What you need to do
The required output is the line containing "Extract the structured" through the final line of the material below, printed exactly, with no other lines.

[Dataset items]
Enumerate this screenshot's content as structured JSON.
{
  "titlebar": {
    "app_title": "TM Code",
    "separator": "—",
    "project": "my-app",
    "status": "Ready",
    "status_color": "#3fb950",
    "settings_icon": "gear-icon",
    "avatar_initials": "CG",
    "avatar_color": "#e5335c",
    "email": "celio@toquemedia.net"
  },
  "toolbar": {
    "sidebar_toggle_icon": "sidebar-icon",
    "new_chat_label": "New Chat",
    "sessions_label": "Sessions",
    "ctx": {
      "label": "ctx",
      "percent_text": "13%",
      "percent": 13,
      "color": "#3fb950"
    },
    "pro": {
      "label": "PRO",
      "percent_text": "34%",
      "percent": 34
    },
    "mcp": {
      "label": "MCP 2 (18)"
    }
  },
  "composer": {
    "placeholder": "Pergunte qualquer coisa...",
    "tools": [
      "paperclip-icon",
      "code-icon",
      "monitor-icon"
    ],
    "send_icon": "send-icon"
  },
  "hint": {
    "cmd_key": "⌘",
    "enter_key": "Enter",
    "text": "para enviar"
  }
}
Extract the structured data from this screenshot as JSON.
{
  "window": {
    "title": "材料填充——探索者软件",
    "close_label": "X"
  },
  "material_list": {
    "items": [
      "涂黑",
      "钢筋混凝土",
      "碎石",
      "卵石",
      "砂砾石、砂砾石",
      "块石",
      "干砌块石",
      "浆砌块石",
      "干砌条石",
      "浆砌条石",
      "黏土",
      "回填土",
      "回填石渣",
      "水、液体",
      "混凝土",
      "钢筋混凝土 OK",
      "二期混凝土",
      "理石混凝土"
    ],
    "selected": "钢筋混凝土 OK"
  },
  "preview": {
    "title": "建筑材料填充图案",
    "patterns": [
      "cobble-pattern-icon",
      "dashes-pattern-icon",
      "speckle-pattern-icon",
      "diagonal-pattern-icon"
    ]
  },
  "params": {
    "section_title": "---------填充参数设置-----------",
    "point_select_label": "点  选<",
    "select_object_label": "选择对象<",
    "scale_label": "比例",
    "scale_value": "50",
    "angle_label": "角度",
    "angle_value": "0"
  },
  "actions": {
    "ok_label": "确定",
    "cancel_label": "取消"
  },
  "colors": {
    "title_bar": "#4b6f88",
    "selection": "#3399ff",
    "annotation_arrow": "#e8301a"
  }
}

Solution below
Extract the structured data from this screenshot as JSON.
{
  "window": {
    "title": "材料填充——探索者软件",
    "close_label": "X"
  },
  "material_list": {
    "items": [
      "涂黑",
      "钢筋混凝土",
      "碎石",
      "卵石",
      "砂砾石、砂砾石",
      "块石",
      "干砌块石",
      "浆砌块石",
      "干砌条石",
      "浆砌条石",
      "黏土",
      "回填土",
      "回填石渣",
      "水、液体",
      "混凝土",
      "钢筋混凝土 OK",
      "二期混凝土",
      "理石混凝土"
    ],
    "selected": "钢筋混凝土 OK"
  },
  "preview": {
    "title": "建筑材料填充图案",
    "patterns": [
      "cobble-pattern-icon",
      "dashes-pattern-icon",
      "speckle-pattern-icon",
      "diagonal-pattern-icon"
    ]
  },
  "params": {
    "section_title": "---------填充参数设置-----------",
    "point_select_label": "点  选<",
    "select_object_label": "选择对象<",
    "scale_label": "比例",
    "scale_value": "50",
    "angle_label": "角度",
    "angle_value": "0"
  },
  "actions": {
    "ok_label": "确定",
    "cancel_label": "取消"
  },
  "colors": {
    "title_bar": "#4b6f88",
    "selection": "#3399ff",
    "annotation_arrow": "#e8301a"
  }
}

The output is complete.